* start *

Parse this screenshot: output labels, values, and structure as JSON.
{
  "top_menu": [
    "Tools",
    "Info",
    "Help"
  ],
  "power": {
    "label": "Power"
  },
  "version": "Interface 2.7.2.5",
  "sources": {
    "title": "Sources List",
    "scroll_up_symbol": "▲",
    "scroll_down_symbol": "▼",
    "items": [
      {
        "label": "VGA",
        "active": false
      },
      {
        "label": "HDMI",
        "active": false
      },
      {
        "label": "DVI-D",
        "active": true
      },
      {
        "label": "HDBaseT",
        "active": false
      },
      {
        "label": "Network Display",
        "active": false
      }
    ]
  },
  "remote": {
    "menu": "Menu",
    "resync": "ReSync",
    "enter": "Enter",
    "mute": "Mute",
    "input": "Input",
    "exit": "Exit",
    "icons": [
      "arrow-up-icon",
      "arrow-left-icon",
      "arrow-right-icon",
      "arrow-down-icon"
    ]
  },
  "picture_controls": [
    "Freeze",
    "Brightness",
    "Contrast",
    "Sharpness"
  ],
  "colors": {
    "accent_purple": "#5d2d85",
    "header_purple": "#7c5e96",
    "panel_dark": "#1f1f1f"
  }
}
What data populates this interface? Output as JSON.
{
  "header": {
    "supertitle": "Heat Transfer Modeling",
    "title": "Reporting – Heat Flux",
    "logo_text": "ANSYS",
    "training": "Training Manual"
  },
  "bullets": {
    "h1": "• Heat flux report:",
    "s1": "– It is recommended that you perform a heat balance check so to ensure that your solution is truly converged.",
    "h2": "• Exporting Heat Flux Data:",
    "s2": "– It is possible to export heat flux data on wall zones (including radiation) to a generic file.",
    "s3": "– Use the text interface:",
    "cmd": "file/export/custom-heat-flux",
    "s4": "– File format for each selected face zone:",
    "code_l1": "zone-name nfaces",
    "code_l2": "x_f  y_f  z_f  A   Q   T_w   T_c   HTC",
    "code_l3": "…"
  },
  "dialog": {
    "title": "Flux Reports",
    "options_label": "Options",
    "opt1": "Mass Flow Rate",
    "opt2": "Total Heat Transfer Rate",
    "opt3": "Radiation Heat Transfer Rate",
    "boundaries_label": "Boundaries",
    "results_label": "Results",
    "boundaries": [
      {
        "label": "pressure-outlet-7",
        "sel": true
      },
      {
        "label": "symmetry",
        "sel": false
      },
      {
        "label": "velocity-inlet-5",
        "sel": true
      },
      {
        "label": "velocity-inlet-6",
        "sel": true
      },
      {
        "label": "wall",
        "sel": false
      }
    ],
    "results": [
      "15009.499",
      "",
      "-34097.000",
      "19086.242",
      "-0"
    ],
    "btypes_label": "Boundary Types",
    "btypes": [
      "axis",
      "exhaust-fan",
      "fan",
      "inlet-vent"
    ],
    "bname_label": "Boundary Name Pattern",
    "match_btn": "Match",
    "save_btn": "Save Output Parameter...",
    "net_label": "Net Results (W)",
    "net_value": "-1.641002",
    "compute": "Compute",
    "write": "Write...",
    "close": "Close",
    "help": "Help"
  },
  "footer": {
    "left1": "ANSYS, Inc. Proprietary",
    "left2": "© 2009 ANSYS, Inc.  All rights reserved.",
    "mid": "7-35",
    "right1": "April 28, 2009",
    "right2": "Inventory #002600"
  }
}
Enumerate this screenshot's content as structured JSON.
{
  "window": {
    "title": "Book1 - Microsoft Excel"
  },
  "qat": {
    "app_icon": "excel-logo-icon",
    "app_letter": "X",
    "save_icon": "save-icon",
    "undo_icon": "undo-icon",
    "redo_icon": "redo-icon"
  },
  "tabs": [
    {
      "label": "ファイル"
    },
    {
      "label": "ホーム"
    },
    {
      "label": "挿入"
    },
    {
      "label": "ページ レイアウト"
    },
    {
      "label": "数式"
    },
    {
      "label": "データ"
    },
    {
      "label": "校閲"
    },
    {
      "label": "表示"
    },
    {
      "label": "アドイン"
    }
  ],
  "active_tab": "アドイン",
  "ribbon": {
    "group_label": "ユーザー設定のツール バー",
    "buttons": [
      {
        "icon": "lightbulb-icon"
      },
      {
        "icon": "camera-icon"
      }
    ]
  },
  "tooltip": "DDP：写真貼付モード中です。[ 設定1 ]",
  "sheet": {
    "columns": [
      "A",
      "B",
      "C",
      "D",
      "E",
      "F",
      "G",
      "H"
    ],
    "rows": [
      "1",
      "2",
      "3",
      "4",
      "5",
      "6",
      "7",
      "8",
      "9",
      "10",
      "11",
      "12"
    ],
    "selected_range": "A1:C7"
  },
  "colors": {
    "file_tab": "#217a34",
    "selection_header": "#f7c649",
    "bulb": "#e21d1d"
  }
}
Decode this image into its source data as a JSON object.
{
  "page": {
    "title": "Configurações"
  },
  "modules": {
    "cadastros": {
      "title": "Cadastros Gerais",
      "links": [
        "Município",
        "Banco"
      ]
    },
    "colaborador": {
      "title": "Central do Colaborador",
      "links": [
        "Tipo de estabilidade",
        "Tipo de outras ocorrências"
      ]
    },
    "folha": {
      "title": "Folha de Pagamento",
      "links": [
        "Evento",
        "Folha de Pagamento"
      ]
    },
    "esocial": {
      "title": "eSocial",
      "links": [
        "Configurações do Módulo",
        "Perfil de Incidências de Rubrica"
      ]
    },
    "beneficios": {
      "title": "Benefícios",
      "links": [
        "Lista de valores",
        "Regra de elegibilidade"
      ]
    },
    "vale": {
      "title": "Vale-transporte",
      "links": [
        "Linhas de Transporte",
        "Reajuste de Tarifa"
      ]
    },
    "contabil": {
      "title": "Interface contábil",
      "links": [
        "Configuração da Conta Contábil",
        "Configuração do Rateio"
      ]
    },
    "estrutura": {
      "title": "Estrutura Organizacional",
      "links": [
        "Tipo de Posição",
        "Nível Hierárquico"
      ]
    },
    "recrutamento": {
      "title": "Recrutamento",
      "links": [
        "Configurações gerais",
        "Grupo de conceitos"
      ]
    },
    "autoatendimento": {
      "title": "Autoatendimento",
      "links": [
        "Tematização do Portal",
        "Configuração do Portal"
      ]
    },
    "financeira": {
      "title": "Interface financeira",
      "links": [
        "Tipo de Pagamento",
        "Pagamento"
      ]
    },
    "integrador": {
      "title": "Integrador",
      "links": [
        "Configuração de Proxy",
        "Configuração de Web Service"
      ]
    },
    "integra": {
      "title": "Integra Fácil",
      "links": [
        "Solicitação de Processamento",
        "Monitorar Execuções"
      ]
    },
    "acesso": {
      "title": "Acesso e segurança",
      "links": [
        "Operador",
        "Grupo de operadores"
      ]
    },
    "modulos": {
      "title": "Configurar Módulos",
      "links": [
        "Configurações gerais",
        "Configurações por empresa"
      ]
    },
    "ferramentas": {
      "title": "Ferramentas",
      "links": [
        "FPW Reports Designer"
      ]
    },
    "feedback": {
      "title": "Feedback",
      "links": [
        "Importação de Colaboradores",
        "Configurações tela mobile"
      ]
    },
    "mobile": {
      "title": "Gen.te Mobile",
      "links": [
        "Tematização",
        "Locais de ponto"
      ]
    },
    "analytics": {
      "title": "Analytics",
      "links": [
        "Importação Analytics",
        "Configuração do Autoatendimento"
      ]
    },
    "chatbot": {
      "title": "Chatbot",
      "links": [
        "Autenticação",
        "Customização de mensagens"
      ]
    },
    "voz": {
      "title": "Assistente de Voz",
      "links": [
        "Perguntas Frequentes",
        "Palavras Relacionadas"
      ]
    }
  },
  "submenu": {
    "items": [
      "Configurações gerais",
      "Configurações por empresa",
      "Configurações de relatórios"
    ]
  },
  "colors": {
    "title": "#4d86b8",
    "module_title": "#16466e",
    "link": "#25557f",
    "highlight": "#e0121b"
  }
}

* end *

Directions for this task -> Say how many lines of the listing above contain "velocity", with no other words.

Reply -> 2